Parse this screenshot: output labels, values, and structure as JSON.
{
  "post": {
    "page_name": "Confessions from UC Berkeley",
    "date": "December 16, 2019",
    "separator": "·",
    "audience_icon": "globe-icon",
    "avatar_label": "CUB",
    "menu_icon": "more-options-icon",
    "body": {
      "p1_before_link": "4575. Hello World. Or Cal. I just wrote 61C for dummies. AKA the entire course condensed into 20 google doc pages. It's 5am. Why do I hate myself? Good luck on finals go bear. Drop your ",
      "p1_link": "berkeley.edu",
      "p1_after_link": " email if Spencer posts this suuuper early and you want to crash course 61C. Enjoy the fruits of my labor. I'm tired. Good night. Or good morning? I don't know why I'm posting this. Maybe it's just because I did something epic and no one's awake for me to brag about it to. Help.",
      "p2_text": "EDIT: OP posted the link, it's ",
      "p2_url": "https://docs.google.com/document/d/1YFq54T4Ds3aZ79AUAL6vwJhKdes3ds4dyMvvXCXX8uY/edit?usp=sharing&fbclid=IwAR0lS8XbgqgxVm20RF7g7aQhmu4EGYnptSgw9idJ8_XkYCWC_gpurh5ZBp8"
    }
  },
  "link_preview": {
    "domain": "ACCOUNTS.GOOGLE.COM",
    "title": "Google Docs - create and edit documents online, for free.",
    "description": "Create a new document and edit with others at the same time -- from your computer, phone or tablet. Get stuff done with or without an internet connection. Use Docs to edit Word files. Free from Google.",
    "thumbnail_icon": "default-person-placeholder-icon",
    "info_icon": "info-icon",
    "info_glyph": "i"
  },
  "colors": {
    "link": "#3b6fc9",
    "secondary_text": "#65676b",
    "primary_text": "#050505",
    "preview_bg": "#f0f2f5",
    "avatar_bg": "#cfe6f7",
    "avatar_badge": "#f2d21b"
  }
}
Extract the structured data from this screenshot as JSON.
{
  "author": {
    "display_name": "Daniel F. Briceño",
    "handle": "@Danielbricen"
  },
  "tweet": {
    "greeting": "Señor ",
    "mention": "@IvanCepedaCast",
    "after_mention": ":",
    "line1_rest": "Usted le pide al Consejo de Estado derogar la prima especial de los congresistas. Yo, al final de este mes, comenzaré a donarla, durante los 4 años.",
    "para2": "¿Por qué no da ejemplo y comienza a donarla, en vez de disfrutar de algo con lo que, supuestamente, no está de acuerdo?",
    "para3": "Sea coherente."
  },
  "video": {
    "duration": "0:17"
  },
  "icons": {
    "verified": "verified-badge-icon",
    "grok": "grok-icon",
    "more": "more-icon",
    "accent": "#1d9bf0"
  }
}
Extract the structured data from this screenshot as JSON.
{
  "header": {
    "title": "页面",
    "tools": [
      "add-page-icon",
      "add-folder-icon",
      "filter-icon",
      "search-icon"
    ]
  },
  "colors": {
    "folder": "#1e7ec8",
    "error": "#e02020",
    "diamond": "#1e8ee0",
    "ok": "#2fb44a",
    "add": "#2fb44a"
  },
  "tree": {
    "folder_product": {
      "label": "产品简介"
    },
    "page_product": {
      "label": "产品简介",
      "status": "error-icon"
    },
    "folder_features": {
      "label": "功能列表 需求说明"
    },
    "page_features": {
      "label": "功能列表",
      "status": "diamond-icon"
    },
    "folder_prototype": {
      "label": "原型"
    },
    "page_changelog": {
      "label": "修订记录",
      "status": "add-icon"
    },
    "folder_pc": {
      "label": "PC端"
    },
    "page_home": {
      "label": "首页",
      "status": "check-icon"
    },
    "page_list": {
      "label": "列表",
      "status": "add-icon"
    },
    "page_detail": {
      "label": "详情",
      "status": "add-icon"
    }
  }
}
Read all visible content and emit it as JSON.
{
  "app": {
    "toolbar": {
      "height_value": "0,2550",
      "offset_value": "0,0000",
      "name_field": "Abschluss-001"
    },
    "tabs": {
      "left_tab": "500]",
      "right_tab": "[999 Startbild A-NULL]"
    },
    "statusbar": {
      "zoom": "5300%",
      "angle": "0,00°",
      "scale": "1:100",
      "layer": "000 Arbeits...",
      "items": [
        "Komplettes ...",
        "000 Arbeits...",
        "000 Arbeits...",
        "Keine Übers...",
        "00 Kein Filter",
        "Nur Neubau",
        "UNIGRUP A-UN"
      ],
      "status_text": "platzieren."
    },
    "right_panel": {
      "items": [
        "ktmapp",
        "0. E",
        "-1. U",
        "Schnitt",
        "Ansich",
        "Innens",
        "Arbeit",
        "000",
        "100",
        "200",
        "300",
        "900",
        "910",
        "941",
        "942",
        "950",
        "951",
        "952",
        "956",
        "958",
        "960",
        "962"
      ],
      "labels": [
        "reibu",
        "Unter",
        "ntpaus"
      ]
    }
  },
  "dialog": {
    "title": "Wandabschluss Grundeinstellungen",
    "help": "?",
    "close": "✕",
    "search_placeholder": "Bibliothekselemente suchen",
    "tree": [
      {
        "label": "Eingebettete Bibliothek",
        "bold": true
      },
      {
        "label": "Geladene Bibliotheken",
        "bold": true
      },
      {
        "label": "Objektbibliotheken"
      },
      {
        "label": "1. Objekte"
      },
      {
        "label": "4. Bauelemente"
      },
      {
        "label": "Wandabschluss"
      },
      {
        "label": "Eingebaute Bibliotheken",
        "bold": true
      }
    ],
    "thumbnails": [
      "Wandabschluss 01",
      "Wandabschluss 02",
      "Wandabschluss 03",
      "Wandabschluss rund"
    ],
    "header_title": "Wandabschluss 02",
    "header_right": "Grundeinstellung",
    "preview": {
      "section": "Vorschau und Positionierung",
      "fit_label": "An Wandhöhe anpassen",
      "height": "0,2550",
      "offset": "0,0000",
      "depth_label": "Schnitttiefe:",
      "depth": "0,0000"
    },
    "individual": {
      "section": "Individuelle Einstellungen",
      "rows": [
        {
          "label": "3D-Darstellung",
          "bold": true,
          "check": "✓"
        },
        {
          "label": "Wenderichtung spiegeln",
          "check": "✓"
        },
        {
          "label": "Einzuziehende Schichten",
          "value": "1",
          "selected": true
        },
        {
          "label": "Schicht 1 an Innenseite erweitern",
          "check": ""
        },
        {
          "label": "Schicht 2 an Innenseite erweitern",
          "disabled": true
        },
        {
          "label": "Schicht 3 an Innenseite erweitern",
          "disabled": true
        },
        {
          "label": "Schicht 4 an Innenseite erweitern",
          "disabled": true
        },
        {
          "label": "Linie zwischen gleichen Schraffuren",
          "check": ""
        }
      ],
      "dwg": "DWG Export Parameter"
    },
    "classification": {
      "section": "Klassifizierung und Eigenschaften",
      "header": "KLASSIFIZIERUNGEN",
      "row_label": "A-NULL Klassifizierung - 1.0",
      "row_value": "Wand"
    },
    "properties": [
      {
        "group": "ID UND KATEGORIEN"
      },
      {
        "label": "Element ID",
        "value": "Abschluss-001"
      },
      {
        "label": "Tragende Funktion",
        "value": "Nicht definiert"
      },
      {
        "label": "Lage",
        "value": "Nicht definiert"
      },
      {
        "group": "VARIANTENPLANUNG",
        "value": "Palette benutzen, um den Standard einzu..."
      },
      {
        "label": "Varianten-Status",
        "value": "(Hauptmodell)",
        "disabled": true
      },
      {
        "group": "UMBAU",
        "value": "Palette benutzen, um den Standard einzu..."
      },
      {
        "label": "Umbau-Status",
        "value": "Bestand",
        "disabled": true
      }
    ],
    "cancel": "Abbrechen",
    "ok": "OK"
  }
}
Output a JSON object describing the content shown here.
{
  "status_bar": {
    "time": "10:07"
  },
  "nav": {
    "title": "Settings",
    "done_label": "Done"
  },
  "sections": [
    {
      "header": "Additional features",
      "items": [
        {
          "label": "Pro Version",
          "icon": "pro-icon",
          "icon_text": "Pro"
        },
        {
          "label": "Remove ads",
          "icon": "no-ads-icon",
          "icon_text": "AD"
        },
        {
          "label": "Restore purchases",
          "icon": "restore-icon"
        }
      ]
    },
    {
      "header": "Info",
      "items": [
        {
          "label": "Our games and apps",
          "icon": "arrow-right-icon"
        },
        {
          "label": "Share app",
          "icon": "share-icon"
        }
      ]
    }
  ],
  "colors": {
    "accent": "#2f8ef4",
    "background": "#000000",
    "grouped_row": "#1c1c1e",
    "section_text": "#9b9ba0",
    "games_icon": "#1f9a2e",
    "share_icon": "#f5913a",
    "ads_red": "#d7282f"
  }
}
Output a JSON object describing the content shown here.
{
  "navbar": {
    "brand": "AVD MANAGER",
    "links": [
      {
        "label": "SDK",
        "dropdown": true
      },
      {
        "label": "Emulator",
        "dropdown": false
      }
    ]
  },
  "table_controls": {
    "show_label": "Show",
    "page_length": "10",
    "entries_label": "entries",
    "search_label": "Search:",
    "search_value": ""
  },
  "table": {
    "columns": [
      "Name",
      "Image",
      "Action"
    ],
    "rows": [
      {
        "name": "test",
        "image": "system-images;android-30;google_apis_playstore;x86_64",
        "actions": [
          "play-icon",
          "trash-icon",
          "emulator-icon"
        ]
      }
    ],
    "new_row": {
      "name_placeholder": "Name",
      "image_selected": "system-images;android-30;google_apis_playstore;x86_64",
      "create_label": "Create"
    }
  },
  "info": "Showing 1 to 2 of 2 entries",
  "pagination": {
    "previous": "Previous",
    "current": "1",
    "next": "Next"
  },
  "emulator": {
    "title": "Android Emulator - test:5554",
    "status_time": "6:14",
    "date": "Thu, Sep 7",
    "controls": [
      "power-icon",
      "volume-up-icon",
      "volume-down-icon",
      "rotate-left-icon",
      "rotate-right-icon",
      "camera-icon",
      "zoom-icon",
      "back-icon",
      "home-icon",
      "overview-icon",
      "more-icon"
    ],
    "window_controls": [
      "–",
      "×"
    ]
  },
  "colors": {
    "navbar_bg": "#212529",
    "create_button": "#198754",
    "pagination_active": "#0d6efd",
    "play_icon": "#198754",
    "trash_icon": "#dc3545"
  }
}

━━━━

> [To do]: Filter out every line that lacks the word "your", and copy the rest.

> [Answer]:
      "p1_before_link": "4575. Hello World. Or Cal. I just wrote 61C for dummies. AKA the entire course condensed into 20 google doc pages. It's 5am. Why do I hate myself? Good luck on finals go bear. Drop your ",
    "description": "Create a new document and edit with others at the same time -- from your computer, phone or tablet. Get stuff done with or without an internet connection. Use Docs to edit Word files. Free from Google.",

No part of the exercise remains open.